LISTED ENTRIES:
— begin —
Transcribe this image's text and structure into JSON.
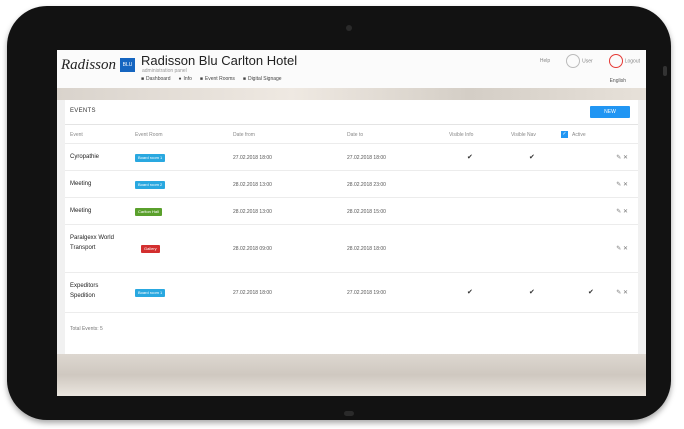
{
  "hotel": {
    "logo_text": "Radisson",
    "logo_badge": "BLU",
    "name": "Radisson Blu Carlton Hotel",
    "subtitle": "administration panel"
  },
  "nav": [
    {
      "icon": "■",
      "label": "Dashboard"
    },
    {
      "icon": "●",
      "label": "Info"
    },
    {
      "icon": "■",
      "label": "Event Rooms"
    },
    {
      "icon": "■",
      "label": "Digital Signage"
    }
  ],
  "header_right": {
    "help": "Help",
    "user": "User",
    "logout": "Logout",
    "language": "English"
  },
  "events": {
    "title": "EVENTS",
    "new_button": "NEW",
    "columns": [
      "Event",
      "Event Room",
      "Date from",
      "Date to",
      "Visible Info",
      "Visible Nav",
      "Active"
    ],
    "rows": [
      {
        "event": "Cyropathie",
        "room": "Board room 1",
        "room_color": "#29a8e0",
        "from": "27.02.2018 18:00",
        "to": "27.02.2018 18:00",
        "info": "✔",
        "navv": "✔",
        "active": ""
      },
      {
        "event": "Meeting",
        "room": "Board room 2",
        "room_color": "#29a8e0",
        "from": "28.02.2018 13:00",
        "to": "28.02.2018 23:00",
        "info": "",
        "navv": "",
        "active": ""
      },
      {
        "event": "Meeting",
        "room": "Carlton Hall",
        "room_color": "#5aa02c",
        "from": "28.02.2018 13:00",
        "to": "28.02.2018 15:00",
        "info": "",
        "navv": "",
        "active": ""
      },
      {
        "event": "Paralgexx World Transport",
        "room": "Gallery",
        "room_color": "#d32f2f",
        "from": "28.02.2018 09:00",
        "to": "28.02.2018 18:00",
        "info": "",
        "navv": "",
        "active": ""
      },
      {
        "event": "Expeditors Spedition",
        "room": "Board room 1",
        "room_color": "#29a8e0",
        "from": "27.02.2018 18:00",
        "to": "27.02.2018 19:00",
        "info": "✔",
        "navv": "✔",
        "active": "✔"
      }
    ],
    "action_icons": "✎ ✕",
    "total": "Total Events: 5"
  }
}
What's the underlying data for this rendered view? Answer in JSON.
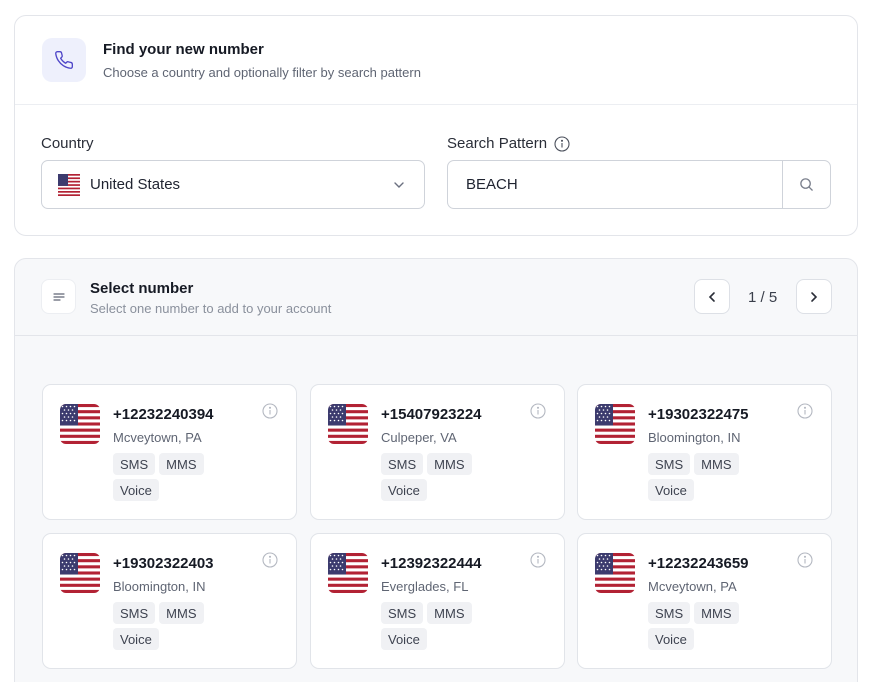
{
  "finder": {
    "title": "Find your new number",
    "subtitle": "Choose a country and optionally filter by search pattern",
    "country_label": "Country",
    "country_value": "United States",
    "pattern_label": "Search Pattern",
    "pattern_value": "BEACH"
  },
  "select": {
    "title": "Select number",
    "subtitle": "Select one number to add to your account",
    "pagination": "1 / 5"
  },
  "numbers": [
    {
      "phone": "+12232240394",
      "location": "Mcveytown, PA",
      "tags": [
        "SMS",
        "MMS",
        "Voice"
      ]
    },
    {
      "phone": "+15407923224",
      "location": "Culpeper, VA",
      "tags": [
        "SMS",
        "MMS",
        "Voice"
      ]
    },
    {
      "phone": "+19302322475",
      "location": "Bloomington, IN",
      "tags": [
        "SMS",
        "MMS",
        "Voice"
      ]
    },
    {
      "phone": "+19302322403",
      "location": "Bloomington, IN",
      "tags": [
        "SMS",
        "MMS",
        "Voice"
      ]
    },
    {
      "phone": "+12392322444",
      "location": "Everglades, FL",
      "tags": [
        "SMS",
        "MMS",
        "Voice"
      ]
    },
    {
      "phone": "+12232243659",
      "location": "Mcveytown, PA",
      "tags": [
        "SMS",
        "MMS",
        "Voice"
      ]
    }
  ],
  "icons": {
    "phone": "phone-icon",
    "flag": "us-flag-icon",
    "chevron": "chevron-down-icon",
    "search": "search-icon",
    "info": "info-icon",
    "list": "list-icon",
    "prev": "chevron-left-icon",
    "next": "chevron-right-icon"
  },
  "colors": {
    "accent": "#4f46c8",
    "accent_bg": "#eef0fc",
    "flag_red": "#b22234",
    "flag_blue": "#3c3b6e"
  }
}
— end —
INSTRUCTION:
Search the listing for the string "chevron". Copy each line where it turns up.

EXERCISE SOLUTION:
    "chevron": "chevron-down-icon",
    "prev": "chevron-left-icon",
    "next": "chevron-right-icon"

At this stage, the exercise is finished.